*Selected extract*
=====

Lab tests will reveal whether a patient has diabetes - The American Diabetes Association reported that Type 2 diabetes occurs when the body is unable to use insulin normally, otherwise known as insulin resistance. This makes the patient's blood sugar levels erratic and hard to control. To avoid further medical complications, diabetics need to monitor their insulin and glucose levels regularly.
According to the Mayo Clinic, increased physical activity can help people control their diabetes, as well as lose weight, lower blood glucose and increase the body's sensitivity to insulin. The source also suggested implementing more fiber into the diet to improve blood sugar levels, in addition to lowering the risk of heart disease and promoting weight loss. People who are at risk for diabetes can use fiber as a potential preventative measure.
Researchers noted that their findings challenge the common belief that severely low blood sugar, or hypoglycemia, is most often an issue for patients who have well-controlled diabetes, or low-average blood sugar levels. Hypoglycemia can cause some discomfort, but is often fixed with some food or drink. However, severe hypoglycemia will usually result in the patient needing assistance. It can incite dizziness, mental confusion, injury, car accident, coma, and, in some rare cases, death.
"Many clinicians may assume that hypoglycemia is not much of a problem in poorly controlled Type 2 diabetes given their high average blood sugar levels," said Andrew Karter, senior author of the report. "This study suggests that we should pay much closer attention to hypoglycemia, even in poorly controlled patients. Providers should explain the symptoms of hypoglycemia, how to treat it, and how to avoid it - for example, by not skipping meals."

=====

*Supplied material*
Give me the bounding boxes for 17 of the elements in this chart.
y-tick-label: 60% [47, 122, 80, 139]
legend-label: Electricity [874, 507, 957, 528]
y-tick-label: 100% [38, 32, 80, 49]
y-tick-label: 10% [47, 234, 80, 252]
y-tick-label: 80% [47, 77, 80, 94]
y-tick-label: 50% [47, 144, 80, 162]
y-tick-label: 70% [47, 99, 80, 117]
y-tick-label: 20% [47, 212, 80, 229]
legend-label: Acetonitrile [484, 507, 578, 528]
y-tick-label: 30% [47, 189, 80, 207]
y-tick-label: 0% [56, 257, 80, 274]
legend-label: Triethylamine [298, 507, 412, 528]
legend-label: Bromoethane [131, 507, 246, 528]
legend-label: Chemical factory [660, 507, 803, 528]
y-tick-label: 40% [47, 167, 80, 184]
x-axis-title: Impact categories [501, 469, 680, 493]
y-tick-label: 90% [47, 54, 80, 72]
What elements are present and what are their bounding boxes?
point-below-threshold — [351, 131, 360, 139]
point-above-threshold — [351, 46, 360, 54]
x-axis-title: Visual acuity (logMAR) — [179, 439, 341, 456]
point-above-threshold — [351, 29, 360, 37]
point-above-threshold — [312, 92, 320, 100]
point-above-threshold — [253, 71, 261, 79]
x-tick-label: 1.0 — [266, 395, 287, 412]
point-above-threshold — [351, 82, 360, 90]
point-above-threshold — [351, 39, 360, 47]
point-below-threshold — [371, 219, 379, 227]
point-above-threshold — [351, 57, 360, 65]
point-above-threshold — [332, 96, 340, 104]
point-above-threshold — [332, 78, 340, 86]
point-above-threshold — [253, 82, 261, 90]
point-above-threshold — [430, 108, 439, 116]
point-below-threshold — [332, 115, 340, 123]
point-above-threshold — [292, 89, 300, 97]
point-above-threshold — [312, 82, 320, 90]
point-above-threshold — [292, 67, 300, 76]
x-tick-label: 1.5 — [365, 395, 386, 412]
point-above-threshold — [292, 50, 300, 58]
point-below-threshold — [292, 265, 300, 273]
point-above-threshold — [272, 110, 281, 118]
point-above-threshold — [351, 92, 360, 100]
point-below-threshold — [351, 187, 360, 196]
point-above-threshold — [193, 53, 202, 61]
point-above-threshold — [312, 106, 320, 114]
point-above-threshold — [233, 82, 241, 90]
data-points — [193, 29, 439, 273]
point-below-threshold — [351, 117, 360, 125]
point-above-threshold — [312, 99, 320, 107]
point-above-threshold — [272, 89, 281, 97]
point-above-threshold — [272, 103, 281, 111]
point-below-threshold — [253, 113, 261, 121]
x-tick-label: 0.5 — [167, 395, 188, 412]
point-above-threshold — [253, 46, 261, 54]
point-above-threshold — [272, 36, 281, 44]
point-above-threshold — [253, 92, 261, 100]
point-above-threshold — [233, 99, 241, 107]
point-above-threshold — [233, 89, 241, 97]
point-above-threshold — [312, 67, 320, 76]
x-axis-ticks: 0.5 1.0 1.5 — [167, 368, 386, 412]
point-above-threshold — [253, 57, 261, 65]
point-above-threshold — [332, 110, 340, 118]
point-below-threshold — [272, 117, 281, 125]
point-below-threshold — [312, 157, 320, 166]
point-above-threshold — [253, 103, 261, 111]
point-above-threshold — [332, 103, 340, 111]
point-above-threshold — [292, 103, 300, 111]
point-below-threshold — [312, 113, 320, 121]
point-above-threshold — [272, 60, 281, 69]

=====

*Using the information*
(a) Translate this sentence from the diabetes article into Spanish: "Hypoglycemia can cause some discomfort, but is often fixed with some food or drink."
(b) Answer these questions using the diabetes article:
(i) According to the Mayo Clinic, what can people add to their diet to improve blood sugar levels?
(ii) What term does the article use for severely low blood sugar?
(iii) What example does Andrew Karter give of a way to avoid hypoglycemia?
(c) Write a continuation of the diabetes article, picking up after its final sentence.
Ignore the data; it has no role in what you are asked to do.

*Answers by item number*
(a) La hipoglucemia puede causar algunas molestias, pero a menudo se corrige con algo de comida o bebida.

(b)
(i) More fiber.
(ii) Hypoglycemia.
(iii) Not skipping meals.

(c)
Kasia Lipska, lead author of the study noted that hypoglycemia is the most common medical complication of diabetes medications. In clinical trials, those who were heavily medicated and were aiming for perfect control of blood glucose were much more likely to experience the condition. Lipska went on to say that it was not glucose levels that caused hypoglycemia, but rather the medications used to treat it.
Methods used in the study
The report used surveys completed by almost 9,000 Type 2 diabetes patients who were taking medications that lowered their blood glucose levels. The surveys focused primarily on the subjects' history with hypoglycemia. Previous studies have shown that hypoglycemia patients are at a higher risk for falls, fractures, heart attacks and dementia when compared with diabetics who have not experienced severely low blood sugar levels.
Out of the 9,000 surveyed, 11 percent reported having severe hypoglycemia within the past year. That number included diabetics at all levels of blood glucose control. The respondents were categorized by blood tests that determined their blood sugar levels. In the five categories, which were sorted from lowest to highest, the report found that those at the more extreme ends of the spectrum were most likely to have experienced hypoglycemia. The researchers noted that the differences were not necessarily significant, and that the condition had been experienced at all levels.
"While aggressive treatment of high blood sugar was once considered a hallmark of better care, recent clinical trials have raised concerns about the risks of tight control, particularly in the frail and elderly," said Karter.